◆ WHAT YOU HAVE TO DO
In the data below, find the line with "Transcribe the text in this document." and output it along with every later line, exactly, but not the pictures.

---- DATA PROVIDED

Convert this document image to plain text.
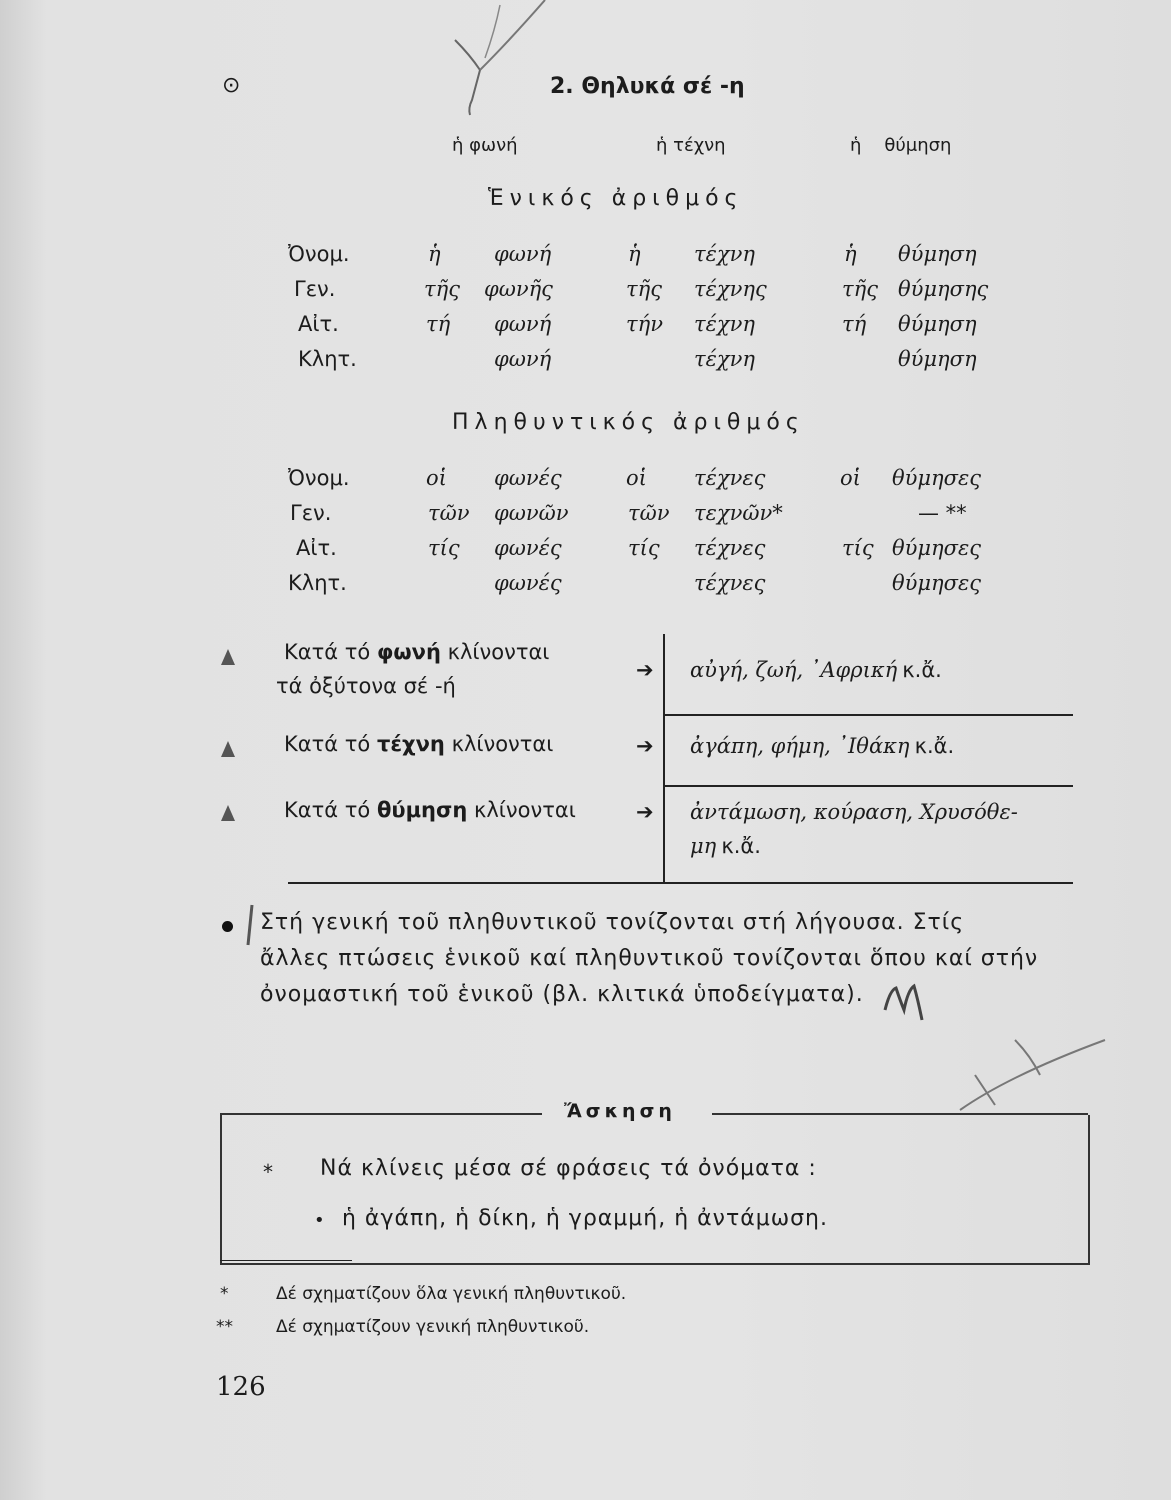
⊙	2. Θηλυκά σέ -η
ἡ φωνή	ἡ τέχνη	ἡ θύμηση
Ἑνικός ἀριθμός
Ὀνομ.	ἡ	φωνή	ἡ	τέχνη	ἡ θύμηση
Γεν.	τῆς φωνῆς	τῆς τέχνης	τῆς θύμησης
Αἰτ.	τή φωνή	τήν τέχνη	τή θύμηση
Κλητ.	φωνή	τέχνη	θύμηση
Πληθυντικός ἀριθμός
Ὀνομ.	οἱ φωνές	οἱ τέχνες	οἱ θύμησες
Γεν.	τῶν φωνῶν	τῶν τεχνῶν*	— **
Αἰτ.	τίς φωνές	τίς τέχνες	τίς θύμησες
Κλητ.	φωνές	τέχνες	θύμησες
Κατά τό φωνή κλίνονται
τά ὀξύτονα σέ -ή
➔ αὐγή, ζωή, ᾿Αφρική κ.ἄ.
Κατά τό τέχνη κλίνονται	➔ ἀγάπη, φήμη, ᾿Ιθάκη κ.ἄ.
Κατά τό θύμηση κλίνονται	➔ ἀντάμωση, κούραση, Χρυσόθε-
μη κ.ἄ.
Στή γενική τοῦ πληθυντικοῦ τονίζονται στή λήγουσα. Στίς
ἄλλες πτώσεις ἑνικοῦ καί πληθυντικοῦ τονίζονται ὅπου καί στήν
ὀνομαστική τοῦ ἑνικοῦ (βλ. κλιτικά ὑποδείγματα).
Ἄσκηση
* Νά κλίνεις μέσα σέ φράσεις τά ὀνόματα :
• ἡ ἀγάπη, ἡ δίκη, ἡ γραμμή, ἡ ἀντάμωση.
*	Δέ σχηματίζουν ὅλα γενική πληθυντικοῦ.
**	Δέ σχηματίζουν γενική πληθυντικοῦ.
126
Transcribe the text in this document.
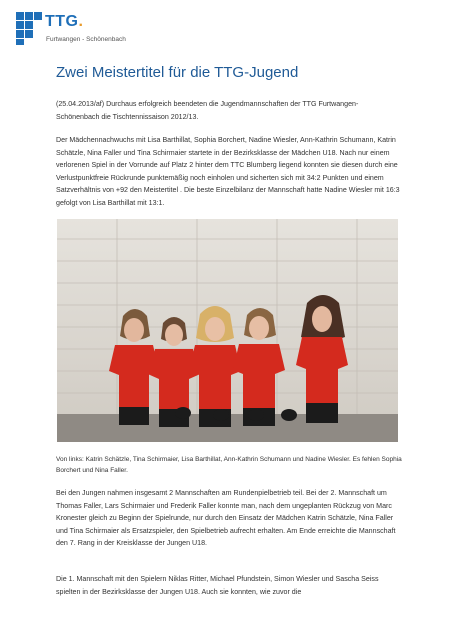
TTG.
Furtwangen - Schönenbach
Zwei Meistertitel für die TTG-Jugend

(25.04.2013/af) Durchaus erfolgreich beendeten die Jugendmannschaften der TTG Furtwangen-Schönenbach die Tischtennissaison 2012/13.

Der Mädchennachwuchs mit Lisa Barthillat, Sophia Borchert, Nadine Wiesler, Ann-Kathrin Schumann, Katrin Schätzle, Nina Faller und Tina Schirmaier startete in der Bezirksklasse der Mädchen U18. Nach nur einem verlorenen Spiel in der Vorrunde auf Platz 2 hinter dem TTC Blumberg liegend konnten sie diesen durch eine Verlustpunktfreie Rückrunde punktemäßig noch einholen und sicherten sich mit 34:2 Punkten und einem Satzverhältnis von +92 den Meistertitel . Die beste Einzelbilanz der Mannschaft hatte Nadine Wiesler mit 16:3 gefolgt von Lisa Barthillat mit 13:1.

Von links: Katrin Schätzle, Tina Schirmaier, Lisa Barthillat, Ann-Kathrin Schumann und Nadine Wiesler. Es fehlen Sophia Borchert und Nina Faller.

Bei den Jungen nahmen insgesamt 2 Mannschaften am Rundenpielbetrieb teil. Bei der 2. Mannschaft um Thomas Faller, Lars Schirmaier und Frederik Faller konnte man, nach dem ungeplanten Rückzug von Marc Kronester gleich zu Beginn der Spielrunde, nur durch den Einsatz der Mädchen Katrin Schätzle, Nina Faller und Tina Schirmaier als Ersatzspieler, den Spielbetrieb aufrecht erhalten. Am Ende erreichte die Mannschaft den 7. Rang in der Kreisklasse der Jungen U18.

Die 1. Mannschaft mit den Spielern Niklas Ritter, Michael Pfundstein, Simon Wiesler und Sascha Seiss spielten in der Bezirksklasse der Jungen U18. Auch sie konnten, wie zuvor die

--------

◆ SOLUTION TO THE PROBLEM
Transcribe the text in this document.
TTG.
Furtwangen - Schönenbach
Zwei Meistertitel für die TTG-Jugend

(25.04.2013/af) Durchaus erfolgreich beendeten die Jugendmannschaften der TTG Furtwangen-Schönenbach die Tischtennissaison 2012/13.

Der Mädchennachwuchs mit Lisa Barthillat, Sophia Borchert, Nadine Wiesler, Ann-Kathrin Schumann, Katrin Schätzle, Nina Faller und Tina Schirmaier startete in der Bezirksklasse der Mädchen U18. Nach nur einem verlorenen Spiel in der Vorrunde auf Platz 2 hinter dem TTC Blumberg liegend konnten sie diesen durch eine Verlustpunktfreie Rückrunde punktemäßig noch einholen und sicherten sich mit 34:2 Punkten und einem Satzverhältnis von +92 den Meistertitel . Die beste Einzelbilanz der Mannschaft hatte Nadine Wiesler mit 16:3 gefolgt von Lisa Barthillat mit 13:1.

Von links: Katrin Schätzle, Tina Schirmaier, Lisa Barthillat, Ann-Kathrin Schumann und Nadine Wiesler. Es fehlen Sophia Borchert und Nina Faller.

Bei den Jungen nahmen insgesamt 2 Mannschaften am Rundenpielbetrieb teil. Bei der 2. Mannschaft um Thomas Faller, Lars Schirmaier und Frederik Faller konnte man, nach dem ungeplanten Rückzug von Marc Kronester gleich zu Beginn der Spielrunde, nur durch den Einsatz der Mädchen Katrin Schätzle, Nina Faller und Tina Schirmaier als Ersatzspieler, den Spielbetrieb aufrecht erhalten. Am Ende erreichte die Mannschaft den 7. Rang in der Kreisklasse der Jungen U18.

Die 1. Mannschaft mit den Spielern Niklas Ritter, Michael Pfundstein, Simon Wiesler und Sascha Seiss spielten in der Bezirksklasse der Jungen U18. Auch sie konnten, wie zuvor die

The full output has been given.